_REQUIREMENTS_
Select and copy out every line in the records containing "SmartConnect".

_DATA EXTRACT_
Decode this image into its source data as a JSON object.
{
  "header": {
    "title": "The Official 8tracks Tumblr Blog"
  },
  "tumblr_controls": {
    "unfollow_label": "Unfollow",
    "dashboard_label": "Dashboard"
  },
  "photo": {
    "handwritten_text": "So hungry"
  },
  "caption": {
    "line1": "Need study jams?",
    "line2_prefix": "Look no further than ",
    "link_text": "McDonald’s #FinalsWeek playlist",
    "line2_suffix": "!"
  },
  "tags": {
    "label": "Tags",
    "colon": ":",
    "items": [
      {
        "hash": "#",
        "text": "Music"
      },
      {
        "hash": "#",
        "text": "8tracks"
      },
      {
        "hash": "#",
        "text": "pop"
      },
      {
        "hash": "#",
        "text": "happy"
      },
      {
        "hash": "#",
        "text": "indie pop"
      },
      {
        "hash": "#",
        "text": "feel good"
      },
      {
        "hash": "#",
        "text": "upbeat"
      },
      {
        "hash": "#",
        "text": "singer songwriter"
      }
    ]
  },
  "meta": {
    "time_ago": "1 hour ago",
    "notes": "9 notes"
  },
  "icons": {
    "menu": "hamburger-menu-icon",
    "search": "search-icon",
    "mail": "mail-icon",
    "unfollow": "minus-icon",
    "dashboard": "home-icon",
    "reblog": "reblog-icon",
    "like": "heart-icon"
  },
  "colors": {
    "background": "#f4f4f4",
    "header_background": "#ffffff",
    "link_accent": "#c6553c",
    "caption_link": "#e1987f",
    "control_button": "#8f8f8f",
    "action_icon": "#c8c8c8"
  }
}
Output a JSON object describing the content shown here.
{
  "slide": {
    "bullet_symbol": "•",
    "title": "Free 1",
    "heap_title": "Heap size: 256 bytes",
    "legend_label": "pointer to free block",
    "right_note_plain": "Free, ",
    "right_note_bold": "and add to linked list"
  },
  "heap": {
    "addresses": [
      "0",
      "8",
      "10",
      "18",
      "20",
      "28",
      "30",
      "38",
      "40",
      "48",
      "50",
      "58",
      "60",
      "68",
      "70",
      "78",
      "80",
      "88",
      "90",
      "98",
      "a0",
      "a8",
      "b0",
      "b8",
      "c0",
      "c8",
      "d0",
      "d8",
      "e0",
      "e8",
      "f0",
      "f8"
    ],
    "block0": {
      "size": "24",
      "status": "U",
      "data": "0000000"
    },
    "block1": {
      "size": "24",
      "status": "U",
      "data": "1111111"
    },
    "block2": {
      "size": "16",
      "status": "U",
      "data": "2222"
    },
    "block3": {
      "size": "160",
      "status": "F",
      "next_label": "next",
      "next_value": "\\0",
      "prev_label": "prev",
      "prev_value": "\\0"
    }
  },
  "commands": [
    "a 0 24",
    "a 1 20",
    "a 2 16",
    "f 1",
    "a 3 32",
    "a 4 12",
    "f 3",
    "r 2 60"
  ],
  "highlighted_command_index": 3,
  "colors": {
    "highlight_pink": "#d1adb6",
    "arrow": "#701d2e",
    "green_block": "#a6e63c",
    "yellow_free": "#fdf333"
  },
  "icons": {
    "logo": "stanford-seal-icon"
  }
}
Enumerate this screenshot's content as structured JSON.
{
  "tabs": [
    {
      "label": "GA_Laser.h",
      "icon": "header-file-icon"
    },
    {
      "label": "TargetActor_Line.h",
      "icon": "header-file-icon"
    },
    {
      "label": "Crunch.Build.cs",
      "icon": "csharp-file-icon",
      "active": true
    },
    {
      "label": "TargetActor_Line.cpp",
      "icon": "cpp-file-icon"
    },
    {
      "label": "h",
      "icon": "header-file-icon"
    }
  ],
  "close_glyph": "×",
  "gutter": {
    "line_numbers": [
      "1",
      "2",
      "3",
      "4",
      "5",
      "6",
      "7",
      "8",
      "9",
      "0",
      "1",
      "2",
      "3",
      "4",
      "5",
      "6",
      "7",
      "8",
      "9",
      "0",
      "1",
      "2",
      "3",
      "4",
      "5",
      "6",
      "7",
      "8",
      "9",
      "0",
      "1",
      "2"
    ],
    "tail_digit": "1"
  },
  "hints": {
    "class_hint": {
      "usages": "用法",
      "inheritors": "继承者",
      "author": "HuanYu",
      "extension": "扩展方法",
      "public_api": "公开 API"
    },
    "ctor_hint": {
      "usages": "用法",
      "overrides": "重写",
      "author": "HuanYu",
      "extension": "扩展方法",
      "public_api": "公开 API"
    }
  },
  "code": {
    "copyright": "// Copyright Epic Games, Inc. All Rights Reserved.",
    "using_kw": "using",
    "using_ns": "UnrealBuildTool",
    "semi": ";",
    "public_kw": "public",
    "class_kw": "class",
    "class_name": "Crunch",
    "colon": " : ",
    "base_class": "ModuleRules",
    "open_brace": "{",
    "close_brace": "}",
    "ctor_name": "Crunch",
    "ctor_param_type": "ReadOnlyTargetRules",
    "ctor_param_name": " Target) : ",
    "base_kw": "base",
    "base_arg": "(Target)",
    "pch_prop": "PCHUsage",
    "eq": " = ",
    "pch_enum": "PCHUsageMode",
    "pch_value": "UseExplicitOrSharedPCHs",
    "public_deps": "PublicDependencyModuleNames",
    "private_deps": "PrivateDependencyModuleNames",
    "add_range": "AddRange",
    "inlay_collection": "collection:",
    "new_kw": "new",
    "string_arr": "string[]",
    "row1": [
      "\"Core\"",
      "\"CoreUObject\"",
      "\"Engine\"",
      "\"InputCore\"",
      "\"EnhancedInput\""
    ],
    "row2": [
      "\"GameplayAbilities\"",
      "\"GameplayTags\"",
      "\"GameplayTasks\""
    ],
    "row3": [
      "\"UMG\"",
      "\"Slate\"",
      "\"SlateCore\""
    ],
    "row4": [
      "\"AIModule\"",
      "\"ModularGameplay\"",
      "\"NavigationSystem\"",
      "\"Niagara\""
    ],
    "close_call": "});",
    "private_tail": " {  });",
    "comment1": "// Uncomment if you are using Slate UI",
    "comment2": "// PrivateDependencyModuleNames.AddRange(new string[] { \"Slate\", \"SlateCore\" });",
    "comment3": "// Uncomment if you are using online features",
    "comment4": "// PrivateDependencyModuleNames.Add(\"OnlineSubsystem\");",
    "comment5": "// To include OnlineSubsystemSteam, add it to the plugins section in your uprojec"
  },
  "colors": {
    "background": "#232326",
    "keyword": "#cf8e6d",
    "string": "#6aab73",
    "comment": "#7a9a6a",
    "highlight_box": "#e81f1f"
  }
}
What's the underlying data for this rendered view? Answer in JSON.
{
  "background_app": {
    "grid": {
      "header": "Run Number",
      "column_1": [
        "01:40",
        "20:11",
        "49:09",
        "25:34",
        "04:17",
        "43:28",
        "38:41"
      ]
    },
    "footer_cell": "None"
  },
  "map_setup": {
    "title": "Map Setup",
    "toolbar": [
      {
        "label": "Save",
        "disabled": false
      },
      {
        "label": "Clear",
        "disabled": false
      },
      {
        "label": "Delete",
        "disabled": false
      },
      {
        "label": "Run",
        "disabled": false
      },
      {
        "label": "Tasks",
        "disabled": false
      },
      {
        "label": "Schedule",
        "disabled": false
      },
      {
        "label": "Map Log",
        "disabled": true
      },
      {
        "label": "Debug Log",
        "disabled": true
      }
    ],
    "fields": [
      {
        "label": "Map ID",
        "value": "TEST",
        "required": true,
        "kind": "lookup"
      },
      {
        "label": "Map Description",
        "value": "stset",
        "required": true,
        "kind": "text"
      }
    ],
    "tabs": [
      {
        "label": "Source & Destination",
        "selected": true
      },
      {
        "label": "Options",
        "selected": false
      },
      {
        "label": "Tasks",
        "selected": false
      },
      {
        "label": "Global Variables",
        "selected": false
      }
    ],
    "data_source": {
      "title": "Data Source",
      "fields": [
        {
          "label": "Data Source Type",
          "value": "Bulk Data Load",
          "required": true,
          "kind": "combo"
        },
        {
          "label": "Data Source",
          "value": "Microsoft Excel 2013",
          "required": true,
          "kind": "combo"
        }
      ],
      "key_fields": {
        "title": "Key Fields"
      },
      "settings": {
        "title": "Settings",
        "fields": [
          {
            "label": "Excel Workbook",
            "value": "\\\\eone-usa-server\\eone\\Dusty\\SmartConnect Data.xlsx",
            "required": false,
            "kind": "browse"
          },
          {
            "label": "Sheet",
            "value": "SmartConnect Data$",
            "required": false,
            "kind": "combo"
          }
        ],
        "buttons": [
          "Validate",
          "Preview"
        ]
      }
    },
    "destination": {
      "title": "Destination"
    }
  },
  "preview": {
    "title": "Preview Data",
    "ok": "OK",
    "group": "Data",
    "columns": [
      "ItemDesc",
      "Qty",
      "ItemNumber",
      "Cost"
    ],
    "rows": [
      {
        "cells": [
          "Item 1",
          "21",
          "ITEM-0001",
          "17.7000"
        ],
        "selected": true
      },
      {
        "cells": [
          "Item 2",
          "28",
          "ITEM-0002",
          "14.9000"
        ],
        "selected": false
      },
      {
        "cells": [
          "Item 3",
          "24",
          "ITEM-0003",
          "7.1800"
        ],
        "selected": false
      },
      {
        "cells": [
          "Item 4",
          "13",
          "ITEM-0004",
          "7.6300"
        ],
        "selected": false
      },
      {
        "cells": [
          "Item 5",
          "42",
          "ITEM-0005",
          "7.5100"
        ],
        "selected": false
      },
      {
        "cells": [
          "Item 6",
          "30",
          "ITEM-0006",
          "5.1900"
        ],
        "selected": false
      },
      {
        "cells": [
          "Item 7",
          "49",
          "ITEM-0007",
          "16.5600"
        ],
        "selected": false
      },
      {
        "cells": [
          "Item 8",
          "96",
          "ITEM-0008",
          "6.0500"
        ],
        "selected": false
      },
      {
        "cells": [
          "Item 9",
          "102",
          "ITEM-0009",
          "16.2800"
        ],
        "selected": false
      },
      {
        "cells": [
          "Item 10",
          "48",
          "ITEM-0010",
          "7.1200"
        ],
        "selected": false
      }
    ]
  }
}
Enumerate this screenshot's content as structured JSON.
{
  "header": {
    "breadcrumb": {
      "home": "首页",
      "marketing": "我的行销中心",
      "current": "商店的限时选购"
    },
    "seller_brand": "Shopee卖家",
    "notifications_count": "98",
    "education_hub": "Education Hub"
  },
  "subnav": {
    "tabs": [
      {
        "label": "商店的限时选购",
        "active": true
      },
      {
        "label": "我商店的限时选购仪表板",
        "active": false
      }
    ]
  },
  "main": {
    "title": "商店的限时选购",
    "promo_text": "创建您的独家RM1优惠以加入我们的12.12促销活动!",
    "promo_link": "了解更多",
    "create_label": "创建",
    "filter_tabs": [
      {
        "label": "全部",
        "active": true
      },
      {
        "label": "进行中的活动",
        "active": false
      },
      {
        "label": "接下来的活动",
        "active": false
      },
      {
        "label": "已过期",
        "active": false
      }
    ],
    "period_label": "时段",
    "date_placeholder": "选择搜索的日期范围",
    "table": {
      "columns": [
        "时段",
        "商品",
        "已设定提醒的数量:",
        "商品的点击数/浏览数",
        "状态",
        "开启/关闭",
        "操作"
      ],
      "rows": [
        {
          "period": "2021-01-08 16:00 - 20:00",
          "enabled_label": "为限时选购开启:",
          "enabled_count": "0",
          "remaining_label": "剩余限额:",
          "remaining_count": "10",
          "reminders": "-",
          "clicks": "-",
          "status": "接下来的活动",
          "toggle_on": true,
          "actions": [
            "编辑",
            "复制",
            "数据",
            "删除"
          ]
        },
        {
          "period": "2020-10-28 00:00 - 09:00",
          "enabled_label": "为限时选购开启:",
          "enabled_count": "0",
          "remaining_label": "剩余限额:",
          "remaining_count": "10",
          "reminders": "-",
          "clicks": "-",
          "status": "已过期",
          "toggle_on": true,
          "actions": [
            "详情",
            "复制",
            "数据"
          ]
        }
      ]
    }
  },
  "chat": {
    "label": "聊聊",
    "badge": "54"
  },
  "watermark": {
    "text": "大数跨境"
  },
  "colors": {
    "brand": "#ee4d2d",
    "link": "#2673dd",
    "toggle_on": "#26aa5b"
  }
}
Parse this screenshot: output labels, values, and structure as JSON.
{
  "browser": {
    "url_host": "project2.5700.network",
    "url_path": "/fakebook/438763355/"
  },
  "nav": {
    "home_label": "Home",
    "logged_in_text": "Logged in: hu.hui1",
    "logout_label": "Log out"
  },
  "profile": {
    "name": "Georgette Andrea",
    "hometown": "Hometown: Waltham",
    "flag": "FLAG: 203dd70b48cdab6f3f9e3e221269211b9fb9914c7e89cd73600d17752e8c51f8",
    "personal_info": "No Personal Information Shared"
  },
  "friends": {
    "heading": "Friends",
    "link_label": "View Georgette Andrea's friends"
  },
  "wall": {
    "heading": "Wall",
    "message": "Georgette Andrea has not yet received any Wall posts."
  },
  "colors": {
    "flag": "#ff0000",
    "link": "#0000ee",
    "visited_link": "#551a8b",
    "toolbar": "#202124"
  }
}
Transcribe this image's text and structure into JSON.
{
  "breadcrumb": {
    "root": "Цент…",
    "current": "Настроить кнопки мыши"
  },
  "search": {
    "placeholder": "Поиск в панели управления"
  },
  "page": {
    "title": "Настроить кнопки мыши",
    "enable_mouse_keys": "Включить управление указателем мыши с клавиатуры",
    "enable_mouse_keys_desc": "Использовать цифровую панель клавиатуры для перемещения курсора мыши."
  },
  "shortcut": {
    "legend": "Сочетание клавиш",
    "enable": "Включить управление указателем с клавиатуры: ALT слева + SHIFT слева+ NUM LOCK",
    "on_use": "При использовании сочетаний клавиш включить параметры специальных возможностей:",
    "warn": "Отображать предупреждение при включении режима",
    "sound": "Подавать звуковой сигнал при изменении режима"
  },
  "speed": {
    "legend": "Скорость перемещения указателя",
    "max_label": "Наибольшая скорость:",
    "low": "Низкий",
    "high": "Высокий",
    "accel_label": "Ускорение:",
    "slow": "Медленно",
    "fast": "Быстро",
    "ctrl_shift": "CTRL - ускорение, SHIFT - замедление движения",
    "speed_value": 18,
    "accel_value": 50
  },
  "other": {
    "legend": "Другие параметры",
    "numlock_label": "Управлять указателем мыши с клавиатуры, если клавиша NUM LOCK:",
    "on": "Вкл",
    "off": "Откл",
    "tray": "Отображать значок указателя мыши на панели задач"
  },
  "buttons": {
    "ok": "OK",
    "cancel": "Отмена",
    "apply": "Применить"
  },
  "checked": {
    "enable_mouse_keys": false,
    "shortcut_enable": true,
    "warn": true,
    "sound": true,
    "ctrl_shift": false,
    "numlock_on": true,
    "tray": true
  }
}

_TASK OUTPUT_
            "value": "\\\\eone-usa-server\\eone\\Dusty\\SmartConnect Data.xlsx",
            "value": "SmartConnect Data$",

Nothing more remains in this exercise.